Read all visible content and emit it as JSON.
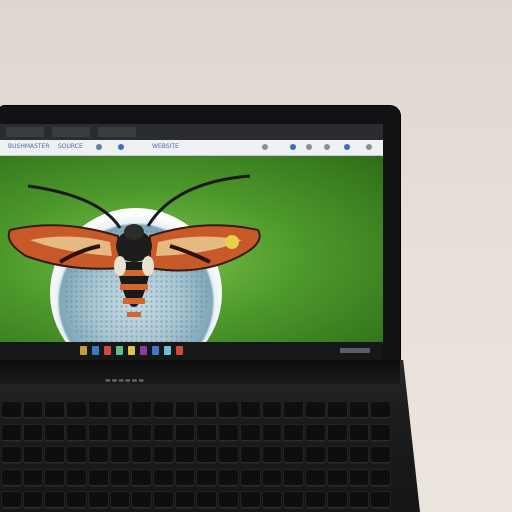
{
  "browser": {
    "tab_left_text": "BUSHMASTER",
    "tab_middle_text": "SOURCE",
    "address_text": "WEBSITE"
  },
  "colors": {
    "wallpaper_green": "#4e9a2c",
    "moth_orange": "#d2672e",
    "bezel": "#111214",
    "background_wall": "#e6dfd8"
  },
  "icons": [
    "browser-back-icon",
    "search-icon",
    "settings-icon",
    "user-icon",
    "taskbar-app-icons"
  ]
}
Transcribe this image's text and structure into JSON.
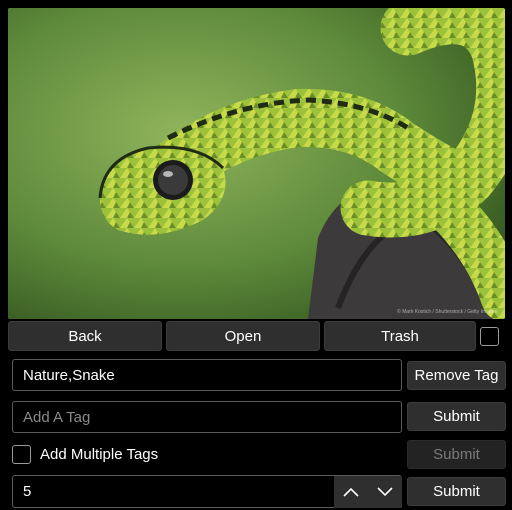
{
  "image": {
    "subject": "snake-photo",
    "credit": "© Mark Kostich / Shutterstock / Getty Images"
  },
  "nav": {
    "back_label": "Back",
    "open_label": "Open",
    "trash_label": "Trash"
  },
  "tags": {
    "current_value": "Nature,Snake",
    "remove_label": "Remove Tag",
    "add_placeholder": "Add A Tag",
    "submit_label": "Submit"
  },
  "multi": {
    "checkbox_label": "Add Multiple Tags",
    "submit_label": "Submit",
    "count_value": "5",
    "count_submit_label": "Submit"
  },
  "icons": {
    "up": "chevron-up-icon",
    "down": "chevron-down-icon"
  },
  "colors": {
    "background": "#000000",
    "button": "#2f2f2f",
    "button_disabled": "#232323",
    "field_border": "#5a5a5a",
    "placeholder": "#8a8a8a"
  }
}
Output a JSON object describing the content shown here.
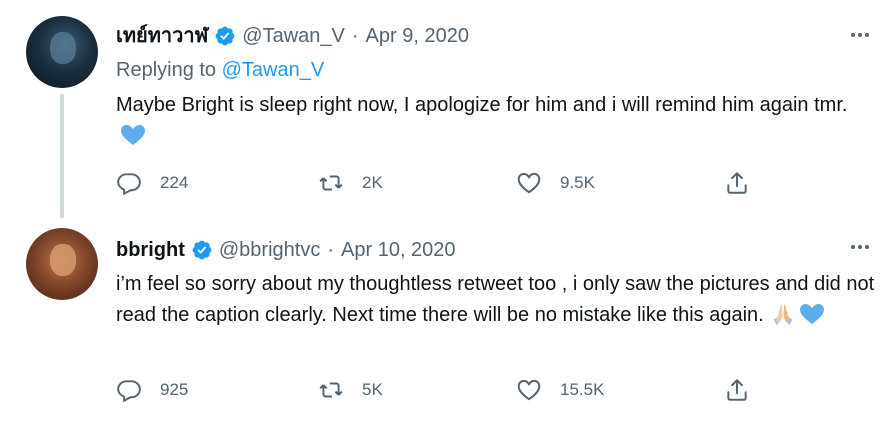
{
  "tweets": [
    {
      "display_name": "เทย์ทาวาฬ",
      "handle": "@Tawan_V",
      "separator": "·",
      "date": "Apr 9, 2020",
      "replying_prefix": "Replying to",
      "replying_to": "@Tawan_V",
      "text": "Maybe Bright is sleep right now, I apologize for him and i will remind him again tmr.",
      "emoji": [
        "blue-heart"
      ],
      "stats": {
        "replies": "224",
        "retweets": "2K",
        "likes": "9.5K"
      }
    },
    {
      "display_name": "bbright",
      "handle": "@bbrightvc",
      "separator": "·",
      "date": "Apr 10, 2020",
      "text": "i’m feel so sorry about my thoughtless retweet too , i only saw the pictures and did not read the caption clearly. Next time there will be no mistake like this again.",
      "emoji": [
        "folded-hands",
        "blue-heart"
      ],
      "stats": {
        "replies": "925",
        "retweets": "5K",
        "likes": "15.5K"
      }
    }
  ],
  "icons": {
    "verified": "verified-badge-icon",
    "more": "more-options-icon",
    "reply": "reply-icon",
    "retweet": "retweet-icon",
    "like": "like-heart-icon",
    "share": "share-icon"
  },
  "colors": {
    "text": "#0f1419",
    "secondary": "#536471",
    "link": "#1d9bf0",
    "thread_line": "#cfd9de",
    "heart_emoji": "#5dadec"
  }
}
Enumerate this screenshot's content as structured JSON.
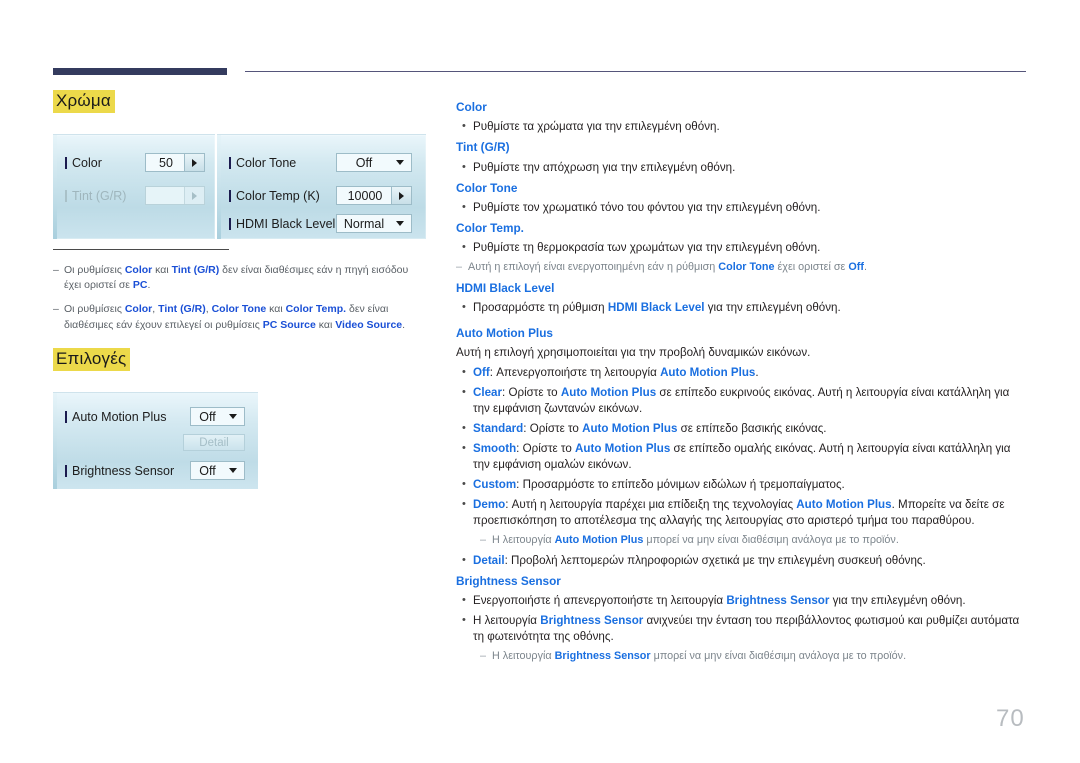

========

▸ THE EXERCISE
Leave out the pictures and copy the rest of the material above exactly.

▸ SOLUTION TO THIS TASK
Read all visible content and emit it as JSON.
{
  "browser": {
    "tab_left_text": "BUSHMASTER",
    "tab_middle_text": "SOURCE",
    "address_text": "WEBSITE"
  },
  "colors": {
    "wallpaper_green": "#4e9a2c",
    "moth_orange": "#d2672e",
    "bezel": "#111214",
    "background_wall": "#e6dfd8"
  },
  "icons": [
    "browser-back-icon",
    "search-icon",
    "settings-icon",
    "user-icon",
    "taskbar-app-icons"
  ]
}
Transcribe this image's text and structure into JSON.
{
  "image": {
    "subject": "snake-photo",
    "credit": "© Mark Kostich / Shutterstock / Getty Images"
  },
  "nav": {
    "back_label": "Back",
    "open_label": "Open",
    "trash_label": "Trash"
  },
  "tags": {
    "current_value": "Nature,Snake",
    "remove_label": "Remove Tag",
    "add_placeholder": "Add A Tag",
    "submit_label": "Submit"
  },
  "multi": {
    "checkbox_label": "Add Multiple Tags",
    "submit_label": "Submit",
    "count_value": "5",
    "count_submit_label": "Submit"
  },
  "icons": {
    "up": "chevron-up-icon",
    "down": "chevron-down-icon"
  },
  "colors": {
    "background": "#000000",
    "button": "#2f2f2f",
    "button_disabled": "#232323",
    "field_border": "#5a5a5a",
    "placeholder": "#8a8a8a"
  }
}
Output a JSON object describing the content shown here.
{
  "tweets": [
    {
      "display_name": "เทย์ทาวาฬ",
      "handle": "@Tawan_V",
      "separator": "·",
      "date": "Apr 9, 2020",
      "replying_prefix": "Replying to",
      "replying_to": "@Tawan_V",
      "text": "Maybe Bright is sleep right now, I apologize for him and i will remind him again tmr.",
      "emoji": [
        "blue-heart"
      ],
      "stats": {
        "replies": "224",
        "retweets": "2K",
        "likes": "9.5K"
      }
    },
    {
      "display_name": "bbright",
      "handle": "@bbrightvc",
      "separator": "·",
      "date": "Apr 10, 2020",
      "text": "i’m feel so sorry about my thoughtless retweet too , i only saw the pictures and did not read the caption clearly. Next time there will be no mistake like this again.",
      "emoji": [
        "folded-hands",
        "blue-heart"
      ],
      "stats": {
        "replies": "925",
        "retweets": "5K",
        "likes": "15.5K"
      }
    }
  ],
  "icons": {
    "verified": "verified-badge-icon",
    "more": "more-options-icon",
    "reply": "reply-icon",
    "retweet": "retweet-icon",
    "like": "like-heart-icon",
    "share": "share-icon"
  },
  "colors": {
    "text": "#0f1419",
    "secondary": "#536471",
    "link": "#1d9bf0",
    "thread_line": "#cfd9de",
    "heart_emoji": "#5dadec"
  }
}
Enumerate this screenshot's content as structured JSON.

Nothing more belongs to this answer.